§ EXERCISE OBJECTIVE: Gather the lines below that include the string "的中点为", copying each in full.

§ PROVIDED ENTRIES:
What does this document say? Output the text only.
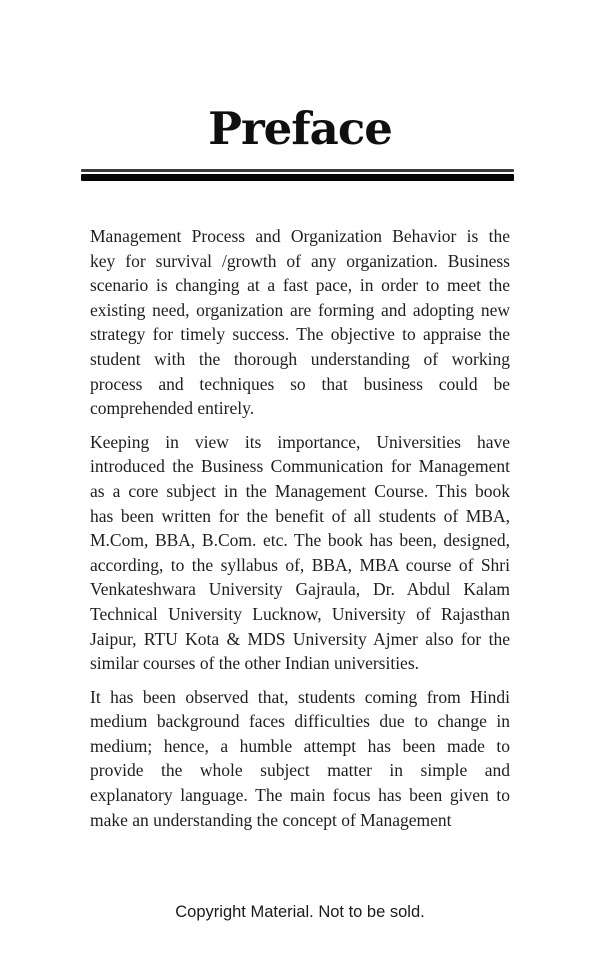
Preface

Management Process and Organization Behavior is the
key for survival /growth of any organization. Business
scenario is changing at a fast pace, in order to meet the
existing need, organization are forming and adopting new
strategy for timely success. The objective to appraise the
student with the thorough understanding of working
process and techniques so that business could be
comprehended entirely.

Keeping in view its importance, Universities have
introduced the Business Communication for Management
as a core subject in the Management Course. This book
has been written for the benefit of all students of MBA,
M.Com, BBA, B.Com. etc. The book has been, designed,
according, to the syllabus of, BBA, MBA course of Shri
Venkateshwara University Gajraula, Dr. Abdul Kalam
Technical University Lucknow, University of Rajasthan
Jaipur, RTU Kota & MDS University Ajmer also for the
similar courses of the other Indian universities.

It has been observed that, students coming from Hindi
medium background faces difficulties due to change in
medium; hence, a humble attempt has been made to
provide the whole subject matter in simple and
explanatory language. The main focus has been given to
make an understanding the concept of Management

Copyright Material. Not to be sold.
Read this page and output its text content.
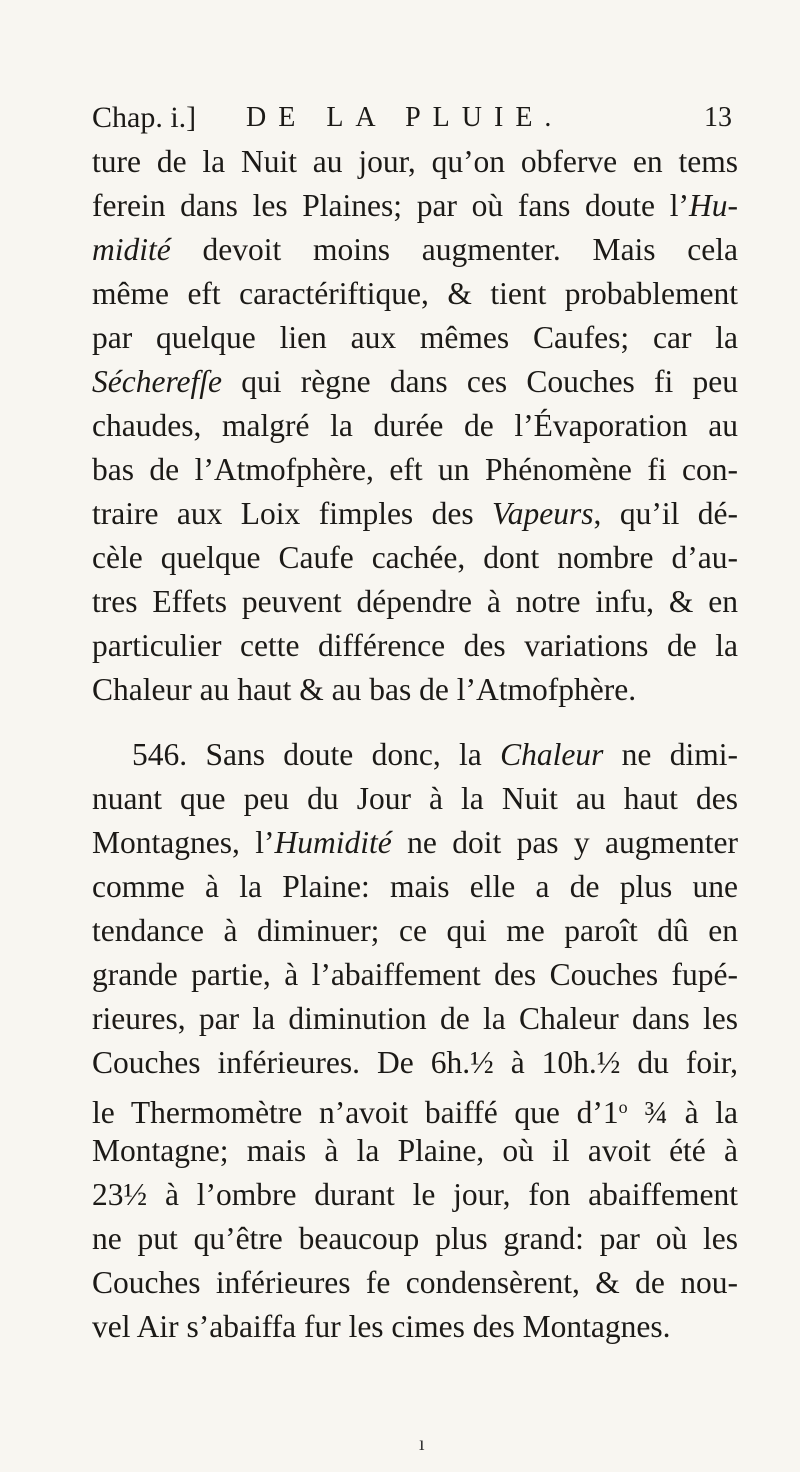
Chap. i.] DE LA PLUIE.	13
ture de la Nuit au jour, qu’on obferve en tems
ferein dans les Plaines; par où fans doute l’Hu-
midité devoit moins augmenter. Mais cela
même eft caractériftique, & tient probablement
par quelque lien aux mêmes Caufes; car la
Sécherefſe qui règne dans ces Couches fi peu
chaudes, malgré la durée de l’Évaporation au
bas de l’Atmofphère, eft un Phénomène fi con-
traire aux Loix fimples des Vapeurs, qu’il dé-
cèle quelque Caufe cachée, dont nombre d’au-
tres Effets peuvent dépendre à notre infu, & en
particulier cette différence des variations de la
Chaleur au haut & au bas de l’Atmofphère.
546. Sans doute donc, la Chaleur ne dimi-
nuant que peu du Jour à la Nuit au haut des
Montagnes, l’Humidité ne doit pas y augmenter
comme à la Plaine: mais elle a de plus une
tendance à diminuer; ce qui me paroît dû en
grande partie, à l’abaiffement des Couches fupé-
rieures, par la diminution de la Chaleur dans les
Couches inférieures. De 6h.½ à 10h.½ du foir,
le Thermomètre n’avoit baiffé que d’1$^o$ ¾ à la
Montagne; mais à la Plaine, où il avoit été à
23½ à l’ombre durant le jour, fon abaiffement
ne put qu’être beaucoup plus grand: par où les
Couches inférieures fe condensèrent, & de nou-
vel Air s’abaiffa fur les cimes des Montagnes.
ı
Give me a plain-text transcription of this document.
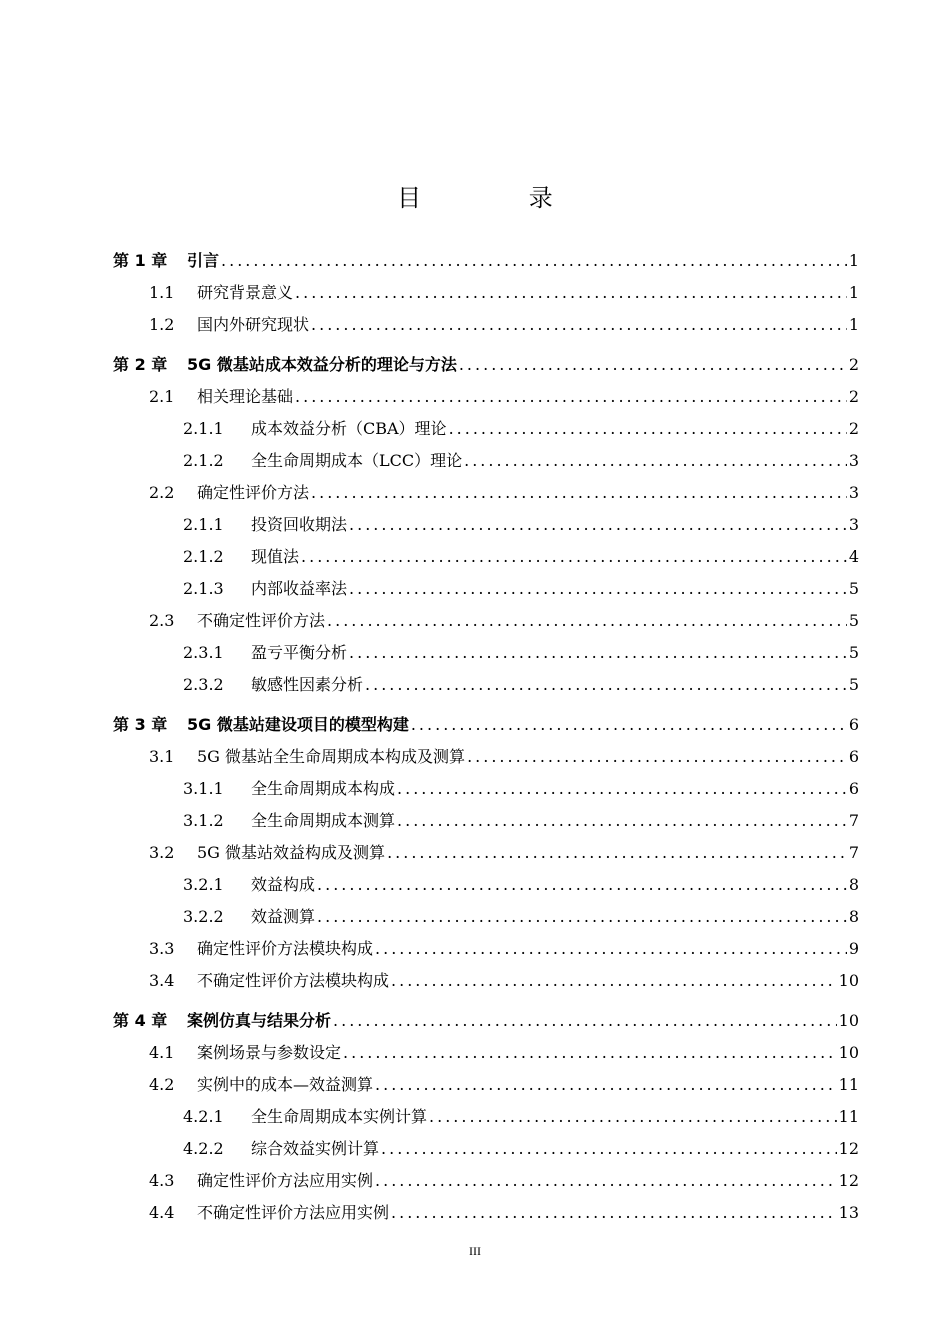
目 录
第 1 章	引言 .....	1
1.1	研究背景意义 .....	1
1.2	国内外研究现状 .....	1
第 2 章	5G 微基站成本效益分析的理论与方法 .....	2
2.1	相关理论基础 .....	2
2.1.1	成本效益分析（CBA）理论 .....	2
2.1.2	全生命周期成本（LCC）理论 .....	3
2.2	确定性评价方法 .....	3
2.1.1	投资回收期法 .....	3
2.1.2	现值法 .....	4
2.1.3	内部收益率法 .....	5
2.3	不确定性评价方法 .....	5
2.3.1	盈亏平衡分析 .....	5
2.3.2	敏感性因素分析 .....	5
第 3 章	5G 微基站建设项目的模型构建 .....	6
3.1	5G 微基站全生命周期成本构成及测算 .....	6
3.1.1	全生命周期成本构成 .....	6
3.1.2	全生命周期成本测算 .....	7
3.2	5G 微基站效益构成及测算 .....	7
3.2.1	效益构成 .....	8
3.2.2	效益测算 .....	8
3.3	确定性评价方法模块构成 .....	9
3.4	不确定性评价方法模块构成 .....	10
第 4 章	案例仿真与结果分析 .....	10
4.1	案例场景与参数设定 .....	10
4.2	实例中的成本—效益测算 .....	11
4.2.1	全生命周期成本实例计算 .....	11
4.2.2	综合效益实例计算 .....	12
4.3	确定性评价方法应用实例 .....	12
4.4	不确定性评价方法应用实例 .....	13
III
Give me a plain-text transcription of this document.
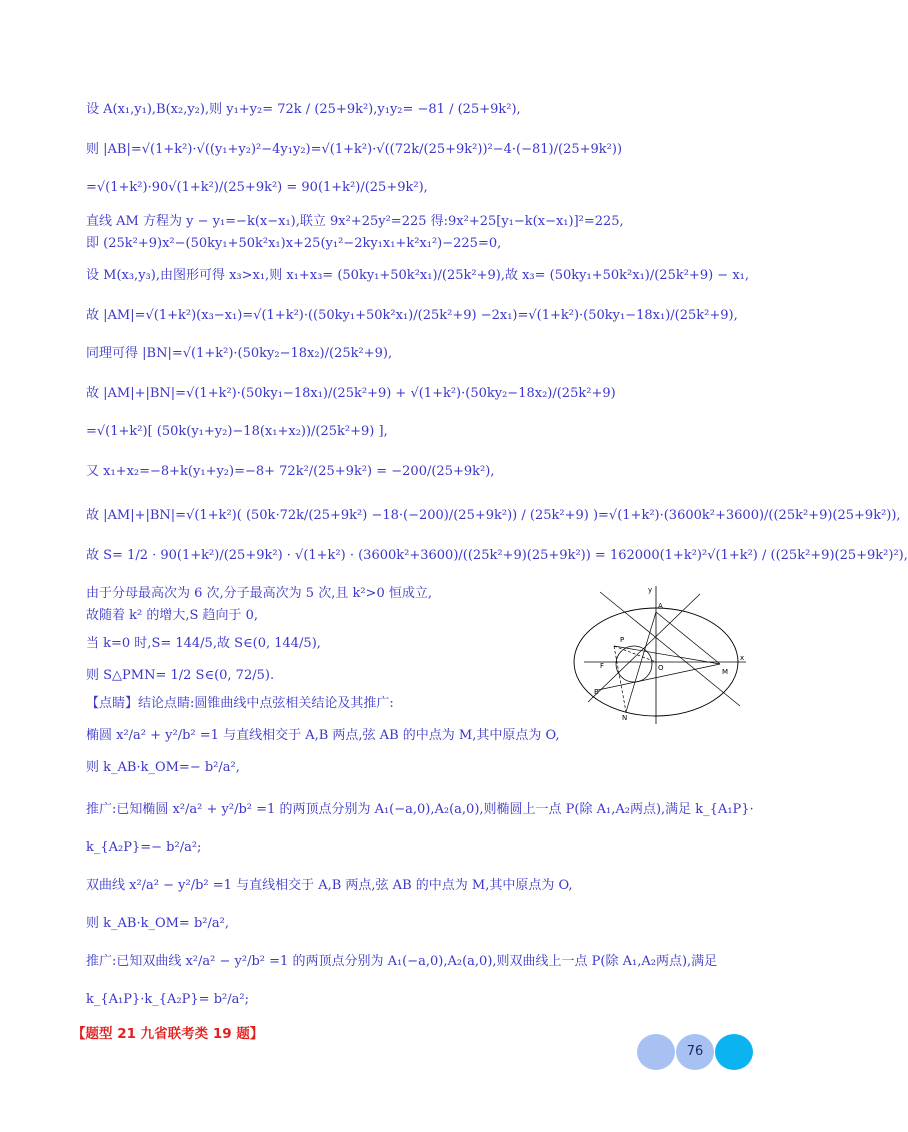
设 A(x₁,y₁),B(x₂,y₂),则 y₁+y₂= 72k / (25+9k²),y₁y₂= −81 / (25+9k²),
则 |AB|=√(1+k²)·√((y₁+y₂)²−4y₁y₂)=√(1+k²)·√((72k/(25+9k²))²−4·(−81)/(25+9k²))
=√(1+k²)·90√(1+k²)/(25+9k²) = 90(1+k²)/(25+9k²),
直线 AM 方程为 y − y₁=−k(x−x₁),联立 9x²+25y²=225 得:9x²+25[y₁−k(x−x₁)]²=225,
即 (25k²+9)x²−(50ky₁+50k²x₁)x+25(y₁²−2ky₁x₁+k²x₁²)−225=0,
设 M(x₃,y₃),由图形可得 x₃>x₁,则 x₁+x₃= (50ky₁+50k²x₁)/(25k²+9),故 x₃= (50ky₁+50k²x₁)/(25k²+9) − x₁,
故 |AM|=√(1+k²)(x₃−x₁)=√(1+k²)·((50ky₁+50k²x₁)/(25k²+9) −2x₁)=√(1+k²)·(50ky₁−18x₁)/(25k²+9),
同理可得 |BN|=√(1+k²)·(50ky₂−18x₂)/(25k²+9),
故 |AM|+|BN|=√(1+k²)·(50ky₁−18x₁)/(25k²+9) + √(1+k²)·(50ky₂−18x₂)/(25k²+9)
=√(1+k²)[ (50k(y₁+y₂)−18(x₁+x₂))/(25k²+9) ],
又 x₁+x₂=−8+k(y₁+y₂)=−8+ 72k²/(25+9k²) = −200/(25+9k²),
故 |AM|+|BN|=√(1+k²)( (50k·72k/(25+9k²) −18·(−200)/(25+9k²)) / (25k²+9) )=√(1+k²)·(3600k²+3600)/((25k²+9)(25+9k²)),
故 S= 1/2 · 90(1+k²)/(25+9k²) · √(1+k²) · (3600k²+3600)/((25k²+9)(25+9k²)) = 162000(1+k²)²√(1+k²) / ((25k²+9)(25+9k²)²),
由于分母最高次为 6 次,分子最高次为 5 次,且 k²>0 恒成立,
故随着 k² 的增大,S 趋向于 0,
当 k=0 时,S= 144/5,故 S∈(0, 144/5),
则 S△PMN= 1/2 S∈(0, 72/5).
【点睛】结论点睛:圆锥曲线中点弦相关结论及其推广:
椭圆 x²/a² + y²/b² =1 与直线相交于 A,B 两点,弦 AB 的中点为 M,其中原点为 O,
则 k_AB·k_OM=− b²/a²,
推广:已知椭圆 x²/a² + y²/b² =1 的两顶点分别为 A₁(−a,0),A₂(a,0),则椭圆上一点 P(除 A₁,A₂两点),满足 k_{A₁P}·
k_{A₂P}=− b²/a²;
双曲线 x²/a² − y²/b² =1 与直线相交于 A,B 两点,弦 AB 的中点为 M,其中原点为 O,
则 k_AB·k_OM= b²/a²,
推广:已知双曲线 x²/a² − y²/b² =1 的两顶点分别为 A₁(−a,0),A₂(a,0),则双曲线上一点 P(除 A₁,A₂两点),满足
k_{A₁P}·k_{A₂P}= b²/a²;
A
P
F	O	M
B
N
x
y
【题型 21 九省联考类 19 题】
76
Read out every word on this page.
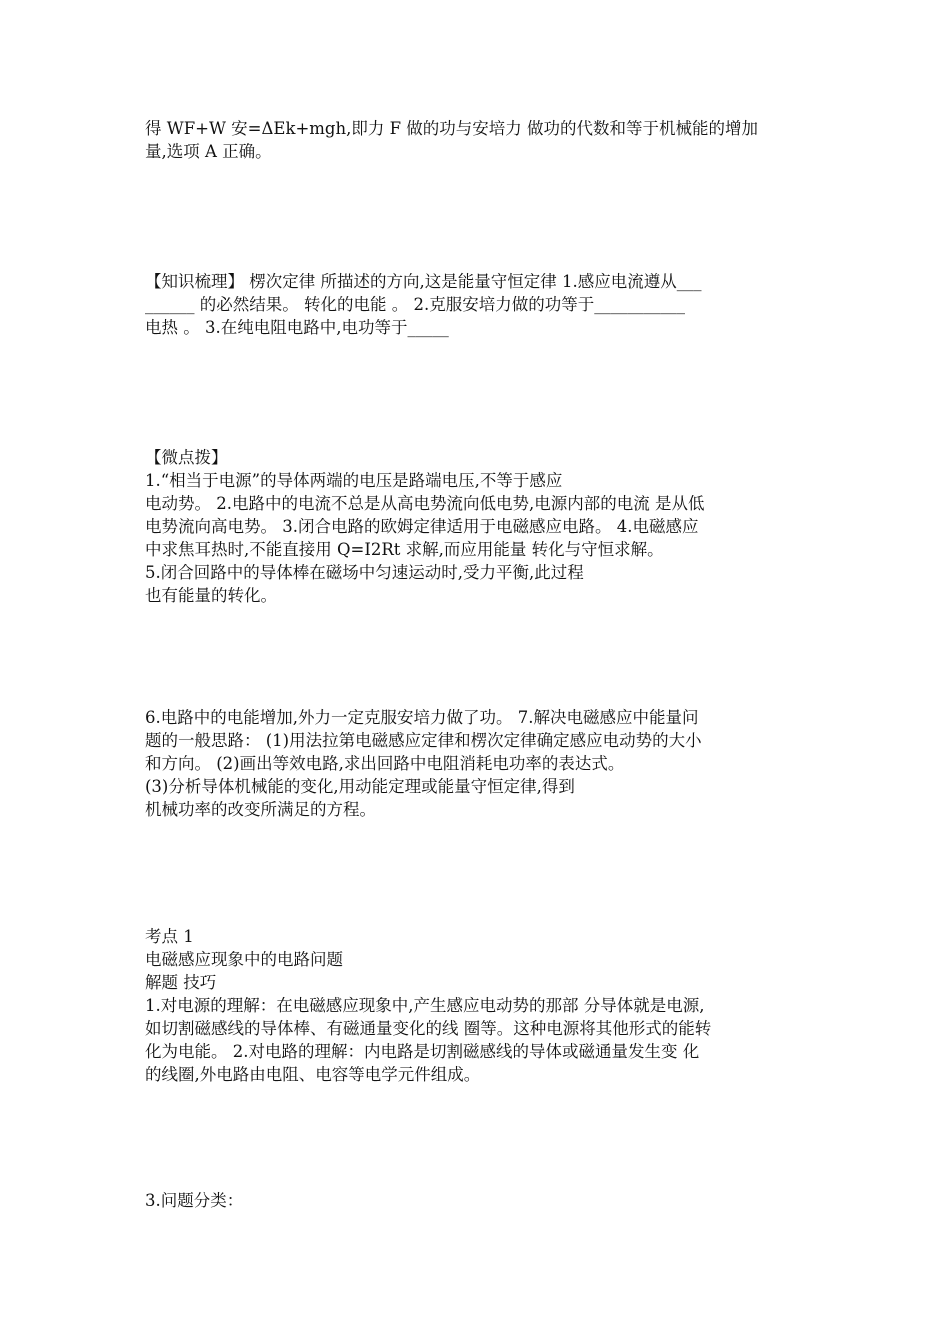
得 WF+W 安=ΔEk+mgh,即力 F 做的功与安培力 做功的代数和等于机械能的增加
量,选项 A 正确。
【知识梳理】 楞次定律 所描述的方向,这是能量守恒定律 1.感应电流遵从___
______ 的必然结果。 转化的电能 。 2.克服安培力做的功等于___________
电热 。 3.在纯电阻电路中,电功等于_____
【微点拨】
1.“相当于电源”的导体两端的电压是路端电压,不等于感应
电动势。 2.电路中的电流不总是从高电势流向低电势,电源内部的电流 是从低
电势流向高电势。 3.闭合电路的欧姆定律适用于电磁感应电路。 4.电磁感应
中求焦耳热时,不能直接用 Q=I2Rt 求解,而应用能量 转化与守恒求解。
5.闭合回路中的导体棒在磁场中匀速运动时,受力平衡,此过程
也有能量的转化。
6.电路中的电能增加,外力一定克服安培力做了功。 7.解决电磁感应中能量问
题的一般思路： (1)用法拉第电磁感应定律和楞次定律确定感应电动势的大小
和方向。 (2)画出等效电路,求出回路中电阻消耗电功率的表达式。
(3)分析导体机械能的变化,用动能定理或能量守恒定律,得到
机械功率的改变所满足的方程。
考点 1
电磁感应现象中的电路问题
解题 技巧
1.对电源的理解：在电磁感应现象中,产生感应电动势的那部 分导体就是电源,
如切割磁感线的导体棒、有磁通量变化的线 圈等。这种电源将其他形式的能转
化为电能。 2.对电路的理解：内电路是切割磁感线的导体或磁通量发生变 化
的线圈,外电路由电阻、电容等电学元件组成。
3.问题分类：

§ EXERCISE RESULT:
椭圆 x²/a² + y²/b² =1 与直线相交于 A,B 两点,弦 AB 的中点为 M,其中原点为 O,
双曲线 x²/a² − y²/b² =1 与直线相交于 A,B 两点,弦 AB 的中点为 M,其中原点为 O,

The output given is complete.